## Stated task
Please continue the forum post below about cutting satellite image patches around coordinates with GDAL, picking up after its last line.

[GIS] Cutting a portion of a satellite image based on coordinates in GDAL

gdalgeopandasosgeopandaspython

I have a satellite image of 7-channels (Basically I have seven .tif files, one for each band). And I have a .csv file with coordinates of points-of-interest that are in the region shot by the satellite. I want to cut small portions of the image in the surroundings of each coordinate point. How could I do that?

As I don't have a full working code right now, it really doesn't matter the size of those small portions of image. For the explanation of this question let's say that I want them to be 15×15 pixels. So for the moment, my final objective is to obtain a lot of 15x15x7 vectors, one for every coordinate point that I have in the .csv file. And that is what I am stucked with. (the "7" in the "15x15x7" is because the image has 7 channels)

Just to give some background in case it's relevant: I will use those vectors later to train a CNN model in keras.

This is what I did so far: (I am using jupyter notebook, anaconda environment)

  • imported gdal, numpy, matplotlib, geopandas, among other libraries.

## Material shown
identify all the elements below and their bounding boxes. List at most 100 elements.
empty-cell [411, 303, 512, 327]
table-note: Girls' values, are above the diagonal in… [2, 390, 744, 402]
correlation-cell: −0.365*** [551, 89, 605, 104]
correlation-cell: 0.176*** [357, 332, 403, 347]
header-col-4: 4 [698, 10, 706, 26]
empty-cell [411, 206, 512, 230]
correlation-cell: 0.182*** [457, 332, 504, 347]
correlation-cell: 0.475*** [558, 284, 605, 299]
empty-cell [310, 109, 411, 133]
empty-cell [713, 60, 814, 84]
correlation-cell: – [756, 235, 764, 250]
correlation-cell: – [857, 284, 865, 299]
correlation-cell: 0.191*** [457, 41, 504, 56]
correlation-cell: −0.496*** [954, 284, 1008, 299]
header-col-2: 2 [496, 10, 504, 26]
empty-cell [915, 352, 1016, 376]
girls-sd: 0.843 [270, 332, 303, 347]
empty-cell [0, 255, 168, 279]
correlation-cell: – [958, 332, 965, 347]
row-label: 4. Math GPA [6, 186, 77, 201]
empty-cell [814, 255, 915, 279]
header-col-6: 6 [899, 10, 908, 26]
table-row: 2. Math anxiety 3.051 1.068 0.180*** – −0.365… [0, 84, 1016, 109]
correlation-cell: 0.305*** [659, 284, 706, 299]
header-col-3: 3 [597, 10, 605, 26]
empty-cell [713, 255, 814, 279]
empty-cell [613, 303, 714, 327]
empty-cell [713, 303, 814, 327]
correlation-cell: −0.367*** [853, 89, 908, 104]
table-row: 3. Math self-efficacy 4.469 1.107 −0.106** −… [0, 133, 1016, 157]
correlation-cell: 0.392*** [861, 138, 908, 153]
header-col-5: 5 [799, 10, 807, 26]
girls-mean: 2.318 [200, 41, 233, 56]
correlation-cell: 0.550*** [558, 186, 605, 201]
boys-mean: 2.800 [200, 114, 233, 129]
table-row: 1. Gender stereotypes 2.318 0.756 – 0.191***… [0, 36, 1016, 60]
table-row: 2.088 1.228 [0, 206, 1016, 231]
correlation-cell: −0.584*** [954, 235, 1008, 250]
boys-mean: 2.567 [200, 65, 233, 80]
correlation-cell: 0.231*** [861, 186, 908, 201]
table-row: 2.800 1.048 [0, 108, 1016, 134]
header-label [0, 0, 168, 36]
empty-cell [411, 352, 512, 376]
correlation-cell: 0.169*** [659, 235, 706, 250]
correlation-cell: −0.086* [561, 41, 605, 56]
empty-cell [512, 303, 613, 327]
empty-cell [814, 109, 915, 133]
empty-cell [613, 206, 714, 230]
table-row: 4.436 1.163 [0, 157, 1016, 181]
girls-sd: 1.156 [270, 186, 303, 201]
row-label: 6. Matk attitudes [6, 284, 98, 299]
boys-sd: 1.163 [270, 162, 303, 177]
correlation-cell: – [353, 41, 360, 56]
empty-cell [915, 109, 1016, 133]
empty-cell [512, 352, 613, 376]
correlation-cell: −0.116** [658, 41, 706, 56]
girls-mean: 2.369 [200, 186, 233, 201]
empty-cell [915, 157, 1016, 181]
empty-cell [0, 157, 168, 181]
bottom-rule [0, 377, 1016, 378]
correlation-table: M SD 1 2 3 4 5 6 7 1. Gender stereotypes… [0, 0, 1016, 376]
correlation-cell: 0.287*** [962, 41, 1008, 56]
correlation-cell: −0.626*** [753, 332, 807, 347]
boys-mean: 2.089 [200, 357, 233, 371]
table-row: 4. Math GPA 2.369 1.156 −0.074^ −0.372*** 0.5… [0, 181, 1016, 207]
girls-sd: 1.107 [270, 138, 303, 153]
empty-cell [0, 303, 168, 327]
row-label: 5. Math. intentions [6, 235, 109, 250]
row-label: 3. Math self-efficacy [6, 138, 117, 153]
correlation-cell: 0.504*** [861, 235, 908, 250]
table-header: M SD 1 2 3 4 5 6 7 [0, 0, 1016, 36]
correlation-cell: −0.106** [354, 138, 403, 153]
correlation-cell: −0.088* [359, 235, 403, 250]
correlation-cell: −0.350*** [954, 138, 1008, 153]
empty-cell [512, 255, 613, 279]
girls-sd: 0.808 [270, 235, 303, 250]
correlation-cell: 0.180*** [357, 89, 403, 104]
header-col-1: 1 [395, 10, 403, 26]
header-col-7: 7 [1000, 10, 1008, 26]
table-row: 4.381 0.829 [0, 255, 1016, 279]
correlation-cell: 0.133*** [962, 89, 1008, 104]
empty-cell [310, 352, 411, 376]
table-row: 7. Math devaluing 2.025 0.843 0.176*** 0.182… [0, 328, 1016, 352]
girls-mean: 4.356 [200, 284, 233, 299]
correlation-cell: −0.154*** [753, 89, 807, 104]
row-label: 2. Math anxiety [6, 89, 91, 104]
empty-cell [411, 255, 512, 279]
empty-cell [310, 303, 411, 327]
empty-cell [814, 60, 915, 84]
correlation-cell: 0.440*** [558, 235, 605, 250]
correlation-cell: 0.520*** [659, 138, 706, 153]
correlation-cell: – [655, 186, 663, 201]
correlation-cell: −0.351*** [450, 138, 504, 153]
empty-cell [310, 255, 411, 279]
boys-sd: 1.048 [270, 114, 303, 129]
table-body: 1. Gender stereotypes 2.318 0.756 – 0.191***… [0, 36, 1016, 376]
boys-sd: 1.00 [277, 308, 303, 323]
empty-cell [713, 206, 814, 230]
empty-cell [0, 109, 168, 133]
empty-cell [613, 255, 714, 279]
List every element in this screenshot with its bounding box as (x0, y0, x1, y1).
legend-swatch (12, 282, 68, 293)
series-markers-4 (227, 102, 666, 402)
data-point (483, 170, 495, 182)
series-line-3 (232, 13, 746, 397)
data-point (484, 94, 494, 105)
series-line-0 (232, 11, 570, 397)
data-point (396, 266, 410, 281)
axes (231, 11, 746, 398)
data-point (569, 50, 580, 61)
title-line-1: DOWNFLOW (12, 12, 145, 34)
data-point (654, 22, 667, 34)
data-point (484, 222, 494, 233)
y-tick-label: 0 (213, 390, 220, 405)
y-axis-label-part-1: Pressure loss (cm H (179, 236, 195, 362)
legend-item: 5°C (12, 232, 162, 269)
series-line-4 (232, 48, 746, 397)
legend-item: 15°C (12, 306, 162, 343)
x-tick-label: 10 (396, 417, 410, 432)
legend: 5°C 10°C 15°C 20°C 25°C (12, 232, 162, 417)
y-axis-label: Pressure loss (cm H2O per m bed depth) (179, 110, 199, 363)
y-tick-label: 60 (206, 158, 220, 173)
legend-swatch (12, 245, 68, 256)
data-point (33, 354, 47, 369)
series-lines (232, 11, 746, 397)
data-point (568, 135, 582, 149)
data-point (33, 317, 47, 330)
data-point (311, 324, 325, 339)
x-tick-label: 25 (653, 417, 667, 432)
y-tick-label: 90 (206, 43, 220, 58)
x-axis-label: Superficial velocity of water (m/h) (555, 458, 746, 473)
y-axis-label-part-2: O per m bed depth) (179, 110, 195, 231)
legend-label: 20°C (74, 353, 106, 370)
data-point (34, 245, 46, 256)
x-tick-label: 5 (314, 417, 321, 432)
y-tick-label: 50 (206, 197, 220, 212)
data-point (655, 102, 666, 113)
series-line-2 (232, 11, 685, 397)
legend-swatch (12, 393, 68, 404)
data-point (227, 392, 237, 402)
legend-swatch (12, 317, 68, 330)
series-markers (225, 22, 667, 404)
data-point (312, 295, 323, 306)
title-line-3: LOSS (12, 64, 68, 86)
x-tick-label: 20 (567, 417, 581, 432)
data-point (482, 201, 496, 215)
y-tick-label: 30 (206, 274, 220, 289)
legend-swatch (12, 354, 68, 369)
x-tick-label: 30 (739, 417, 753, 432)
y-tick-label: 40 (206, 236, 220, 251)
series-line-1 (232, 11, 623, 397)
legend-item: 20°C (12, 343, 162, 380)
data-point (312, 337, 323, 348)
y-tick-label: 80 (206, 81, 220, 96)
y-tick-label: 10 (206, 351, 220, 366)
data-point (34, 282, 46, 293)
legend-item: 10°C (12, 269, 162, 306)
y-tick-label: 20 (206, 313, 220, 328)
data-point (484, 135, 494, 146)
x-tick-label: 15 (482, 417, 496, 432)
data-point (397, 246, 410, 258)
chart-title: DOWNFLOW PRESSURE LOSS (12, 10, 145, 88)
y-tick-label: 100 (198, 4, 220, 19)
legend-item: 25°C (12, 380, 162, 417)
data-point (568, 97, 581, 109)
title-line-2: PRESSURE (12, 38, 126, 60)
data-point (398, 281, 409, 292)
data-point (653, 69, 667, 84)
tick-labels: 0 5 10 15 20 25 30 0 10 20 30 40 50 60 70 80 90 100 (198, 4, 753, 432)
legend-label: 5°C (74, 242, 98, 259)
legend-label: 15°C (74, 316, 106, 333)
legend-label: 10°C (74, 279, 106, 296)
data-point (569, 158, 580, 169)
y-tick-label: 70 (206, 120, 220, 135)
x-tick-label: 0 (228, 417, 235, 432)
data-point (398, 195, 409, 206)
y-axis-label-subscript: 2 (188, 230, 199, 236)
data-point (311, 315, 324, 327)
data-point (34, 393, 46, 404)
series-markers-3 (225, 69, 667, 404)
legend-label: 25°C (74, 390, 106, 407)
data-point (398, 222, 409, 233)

## Response for this exercise
  • Opened the .gif files using gdal, converted them into arrays

  • Opened the .csv file using pandas.

  • Created a numpy array called "imagen" of shape (7931, 7901, 3) that will host the 7 bands of the satellite image (in form of numbers). At this point I just need to know which rows and colums of the array "imagen" correspond to each coordinate point. In other words I need to convert every coordinate point into a pair of numbers (row,colum). And that is what I am stucked with.

After that, I think that the "cutting part" will be easy.

#I import libraries

from osgeo import gdal_array
import numpy as np
import matplotlib.pyplot as plt
import pandas as pd
import geopandas
from geopandas import GeoDataFrame
from shapely.geometry import Point

#I access the satellite images (I just show one here to make it short)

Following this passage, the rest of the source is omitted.